- _Task description_: Repeat the entire listing exactly.

━━━ Given records

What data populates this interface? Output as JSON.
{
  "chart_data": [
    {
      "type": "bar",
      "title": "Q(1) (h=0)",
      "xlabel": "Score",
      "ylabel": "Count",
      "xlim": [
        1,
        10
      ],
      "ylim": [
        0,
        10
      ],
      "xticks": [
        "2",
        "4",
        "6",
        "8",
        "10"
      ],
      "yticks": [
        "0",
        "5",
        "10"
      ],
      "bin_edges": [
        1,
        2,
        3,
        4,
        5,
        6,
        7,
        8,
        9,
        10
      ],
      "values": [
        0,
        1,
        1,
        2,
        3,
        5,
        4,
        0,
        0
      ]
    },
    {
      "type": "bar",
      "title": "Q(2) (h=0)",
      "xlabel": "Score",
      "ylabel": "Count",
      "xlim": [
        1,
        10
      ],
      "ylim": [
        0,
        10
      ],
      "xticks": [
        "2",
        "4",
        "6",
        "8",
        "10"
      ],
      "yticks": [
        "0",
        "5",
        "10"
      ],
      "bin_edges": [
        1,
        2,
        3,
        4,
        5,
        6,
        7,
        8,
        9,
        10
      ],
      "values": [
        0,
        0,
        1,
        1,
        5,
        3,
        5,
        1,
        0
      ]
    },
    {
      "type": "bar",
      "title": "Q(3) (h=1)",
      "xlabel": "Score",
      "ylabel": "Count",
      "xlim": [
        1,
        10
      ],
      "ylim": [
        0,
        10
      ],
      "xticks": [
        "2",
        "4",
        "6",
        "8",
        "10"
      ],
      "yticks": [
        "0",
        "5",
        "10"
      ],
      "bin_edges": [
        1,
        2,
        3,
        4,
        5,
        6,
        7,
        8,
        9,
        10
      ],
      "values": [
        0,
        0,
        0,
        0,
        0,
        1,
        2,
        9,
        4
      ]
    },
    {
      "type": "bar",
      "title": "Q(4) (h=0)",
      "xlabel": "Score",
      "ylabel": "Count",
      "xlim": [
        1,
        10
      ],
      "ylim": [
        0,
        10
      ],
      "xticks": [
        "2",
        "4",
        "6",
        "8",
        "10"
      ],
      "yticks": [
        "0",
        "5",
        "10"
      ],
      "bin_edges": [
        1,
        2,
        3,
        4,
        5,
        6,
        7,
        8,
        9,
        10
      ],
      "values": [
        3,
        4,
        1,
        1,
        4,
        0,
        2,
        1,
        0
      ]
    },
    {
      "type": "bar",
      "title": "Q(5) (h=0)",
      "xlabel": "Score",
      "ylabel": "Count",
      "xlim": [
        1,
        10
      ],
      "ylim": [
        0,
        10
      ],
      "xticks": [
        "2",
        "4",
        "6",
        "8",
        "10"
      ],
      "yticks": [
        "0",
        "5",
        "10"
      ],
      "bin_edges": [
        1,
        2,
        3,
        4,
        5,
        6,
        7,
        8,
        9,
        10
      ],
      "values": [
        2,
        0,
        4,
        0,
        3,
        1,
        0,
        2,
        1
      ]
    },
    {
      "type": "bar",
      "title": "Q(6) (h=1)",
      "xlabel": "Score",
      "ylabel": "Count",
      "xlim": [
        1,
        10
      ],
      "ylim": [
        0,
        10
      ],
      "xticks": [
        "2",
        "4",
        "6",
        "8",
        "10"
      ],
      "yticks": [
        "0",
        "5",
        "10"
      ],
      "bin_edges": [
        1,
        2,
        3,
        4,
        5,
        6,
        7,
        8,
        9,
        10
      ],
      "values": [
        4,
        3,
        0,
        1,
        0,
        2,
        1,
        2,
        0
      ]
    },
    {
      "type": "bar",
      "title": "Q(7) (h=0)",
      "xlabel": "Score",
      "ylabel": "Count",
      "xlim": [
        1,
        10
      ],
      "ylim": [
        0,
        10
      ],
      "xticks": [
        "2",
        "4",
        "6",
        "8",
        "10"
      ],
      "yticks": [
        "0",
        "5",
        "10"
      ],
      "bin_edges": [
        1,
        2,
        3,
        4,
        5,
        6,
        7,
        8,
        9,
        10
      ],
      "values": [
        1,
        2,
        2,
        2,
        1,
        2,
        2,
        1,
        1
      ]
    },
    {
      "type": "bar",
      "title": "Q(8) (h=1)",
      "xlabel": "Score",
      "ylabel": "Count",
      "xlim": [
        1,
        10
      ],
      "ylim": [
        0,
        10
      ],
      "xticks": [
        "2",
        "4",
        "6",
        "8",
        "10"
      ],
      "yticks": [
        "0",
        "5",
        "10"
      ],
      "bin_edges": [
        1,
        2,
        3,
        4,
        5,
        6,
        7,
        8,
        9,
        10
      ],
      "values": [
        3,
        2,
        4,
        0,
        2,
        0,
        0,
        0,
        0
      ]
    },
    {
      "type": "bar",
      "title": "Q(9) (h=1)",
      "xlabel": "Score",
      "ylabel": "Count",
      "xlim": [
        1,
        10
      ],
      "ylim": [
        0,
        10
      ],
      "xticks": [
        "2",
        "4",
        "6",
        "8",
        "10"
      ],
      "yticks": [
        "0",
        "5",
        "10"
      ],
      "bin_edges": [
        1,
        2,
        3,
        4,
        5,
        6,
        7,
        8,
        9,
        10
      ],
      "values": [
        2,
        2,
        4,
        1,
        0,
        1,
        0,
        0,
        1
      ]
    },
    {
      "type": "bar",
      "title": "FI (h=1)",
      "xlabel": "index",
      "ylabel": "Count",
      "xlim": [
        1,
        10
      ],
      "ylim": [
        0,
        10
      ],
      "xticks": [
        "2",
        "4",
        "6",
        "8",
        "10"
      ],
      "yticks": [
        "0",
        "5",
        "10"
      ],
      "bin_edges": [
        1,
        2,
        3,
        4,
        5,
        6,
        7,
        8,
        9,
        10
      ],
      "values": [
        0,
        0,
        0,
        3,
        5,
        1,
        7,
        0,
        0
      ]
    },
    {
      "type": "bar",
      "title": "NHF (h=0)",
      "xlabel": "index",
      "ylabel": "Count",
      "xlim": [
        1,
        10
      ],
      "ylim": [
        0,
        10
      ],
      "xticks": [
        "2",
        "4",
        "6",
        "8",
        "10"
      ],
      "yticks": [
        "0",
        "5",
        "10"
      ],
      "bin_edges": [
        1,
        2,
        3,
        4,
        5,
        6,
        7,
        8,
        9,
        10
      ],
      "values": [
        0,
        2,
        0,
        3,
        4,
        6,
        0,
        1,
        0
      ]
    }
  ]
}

━━━━━━

- _Output of the exercise_:
What data populates this interface? Output as JSON.
{
  "chart_data": [
    {
      "type": "bar",
      "title": "Q(1) (h=0)",
      "xlabel": "Score",
      "ylabel": "Count",
      "xlim": [
        1,
        10
      ],
      "ylim": [
        0,
        10
      ],
      "xticks": [
        "2",
        "4",
        "6",
        "8",
        "10"
      ],
      "yticks": [
        "0",
        "5",
        "10"
      ],
      "bin_edges": [
        1,
        2,
        3,
        4,
        5,
        6,
        7,
        8,
        9,
        10
      ],
      "values": [
        0,
        1,
        1,
        2,
        3,
        5,
        4,
        0,
        0
      ]
    },
    {
      "type": "bar",
      "title": "Q(2) (h=0)",
      "xlabel": "Score",
      "ylabel": "Count",
      "xlim": [
        1,
        10
      ],
      "ylim": [
        0,
        10
      ],
      "xticks": [
        "2",
        "4",
        "6",
        "8",
        "10"
      ],
      "yticks": [
        "0",
        "5",
        "10"
      ],
      "bin_edges": [
        1,
        2,
        3,
        4,
        5,
        6,
        7,
        8,
        9,
        10
      ],
      "values": [
        0,
        0,
        1,
        1,
        5,
        3,
        5,
        1,
        0
      ]
    },
    {
      "type": "bar",
      "title": "Q(3) (h=1)",
      "xlabel": "Score",
      "ylabel": "Count",
      "xlim": [
        1,
        10
      ],
      "ylim": [
        0,
        10
      ],
      "xticks": [
        "2",
        "4",
        "6",
        "8",
        "10"
      ],
      "yticks": [
        "0",
        "5",
        "10"
      ],
      "bin_edges": [
        1,
        2,
        3,
        4,
        5,
        6,
        7,
        8,
        9,
        10
      ],
      "values": [
        0,
        0,
        0,
        0,
        0,
        1,
        2,
        9,
        4
      ]
    },
    {
      "type": "bar",
      "title": "Q(4) (h=0)",
      "xlabel": "Score",
      "ylabel": "Count",
      "xlim": [
        1,
        10
      ],
      "ylim": [
        0,
        10
      ],
      "xticks": [
        "2",
        "4",
        "6",
        "8",
        "10"
      ],
      "yticks": [
        "0",
        "5",
        "10"
      ],
      "bin_edges": [
        1,
        2,
        3,
        4,
        5,
        6,
        7,
        8,
        9,
        10
      ],
      "values": [
        3,
        4,
        1,
        1,
        4,
        0,
        2,
        1,
        0
      ]
    },
    {
      "type": "bar",
      "title": "Q(5) (h=0)",
      "xlabel": "Score",
      "ylabel": "Count",
      "xlim": [
        1,
        10
      ],
      "ylim": [
        0,
        10
      ],
      "xticks": [
        "2",
        "4",
        "6",
        "8",
        "10"
      ],
      "yticks": [
        "0",
        "5",
        "10"
      ],
      "bin_edges": [
        1,
        2,
        3,
        4,
        5,
        6,
        7,
        8,
        9,
        10
      ],
      "values": [
        2,
        0,
        4,
        0,
        3,
        1,
        0,
        2,
        1
      ]
    },
    {
      "type": "bar",
      "title": "Q(6) (h=1)",
      "xlabel": "Score",
      "ylabel": "Count",
      "xlim": [
        1,
        10
      ],
      "ylim": [
        0,
        10
      ],
      "xticks": [
        "2",
        "4",
        "6",
        "8",
        "10"
      ],
      "yticks": [
        "0",
        "5",
        "10"
      ],
      "bin_edges": [
        1,
        2,
        3,
        4,
        5,
        6,
        7,
        8,
        9,
        10
      ],
      "values": [
        4,
        3,
        0,
        1,
        0,
        2,
        1,
        2,
        0
      ]
    },
    {
      "type": "bar",
      "title": "Q(7) (h=0)",
      "xlabel": "Score",
      "ylabel": "Count",
      "xlim": [
        1,
        10
      ],
      "ylim": [
        0,
        10
      ],
      "xticks": [
        "2",
        "4",
        "6",
        "8",
        "10"
      ],
      "yticks": [
        "0",
        "5",
        "10"
      ],
      "bin_edges": [
        1,
        2,
        3,
        4,
        5,
        6,
        7,
        8,
        9,
        10
      ],
      "values": [
        1,
        2,
        2,
        2,
        1,
        2,
        2,
        1,
        1
      ]
    },
    {
      "type": "bar",
      "title": "Q(8) (h=1)",
      "xlabel": "Score",
      "ylabel": "Count",
      "xlim": [
        1,
        10
      ],
      "ylim": [
        0,
        10
      ],
      "xticks": [
        "2",
        "4",
        "6",
        "8",
        "10"
      ],
      "yticks": [
        "0",
        "5",
        "10"
      ],
      "bin_edges": [
        1,
        2,
        3,
        4,
        5,
        6,
        7,
        8,
        9,
        10
      ],
      "values": [
        3,
        2,
        4,
        0,
        2,
        0,
        0,
        0,
        0
      ]
    },
    {
      "type": "bar",
      "title": "Q(9) (h=1)",
      "xlabel": "Score",
      "ylabel": "Count",
      "xlim": [
        1,
        10
      ],
      "ylim": [
        0,
        10
      ],
      "xticks": [
        "2",
        "4",
        "6",
        "8",
        "10"
      ],
      "yticks": [
        "0",
        "5",
        "10"
      ],
      "bin_edges": [
        1,
        2,
        3,
        4,
        5,
        6,
        7,
        8,
        9,
        10
      ],
      "values": [
        2,
        2,
        4,
        1,
        0,
        1,
        0,
        0,
        1
      ]
    },
    {
      "type": "bar",
      "title": "FI (h=1)",
      "xlabel": "index",
      "ylabel": "Count",
      "xlim": [
        1,
        10
      ],
      "ylim": [
        0,
        10
      ],
      "xticks": [
        "2",
        "4",
        "6",
        "8",
        "10"
      ],
      "yticks": [
        "0",
        "5",
        "10"
      ],
      "bin_edges": [
        1,
        2,
        3,
        4,
        5,
        6,
        7,
        8,
        9,
        10
      ],
      "values": [
        0,
        0,
        0,
        3,
        5,
        1,
        7,
        0,
        0
      ]
    },
    {
      "type": "bar",
      "title": "NHF (h=0)",
      "xlabel": "index",
      "ylabel": "Count",
      "xlim": [
        1,
        10
      ],
      "ylim": [
        0,
        10
      ],
      "xticks": [
        "2",
        "4",
        "6",
        "8",
        "10"
      ],
      "yticks": [
        "0",
        "5",
        "10"
      ],
      "bin_edges": [
        1,
        2,
        3,
        4,
        5,
        6,
        7,
        8,
        9,
        10
      ],
      "values": [
        0,
        2,
        0,
        3,
        4,
        6,
        0,
        1,
        0
      ]
    }
  ]
}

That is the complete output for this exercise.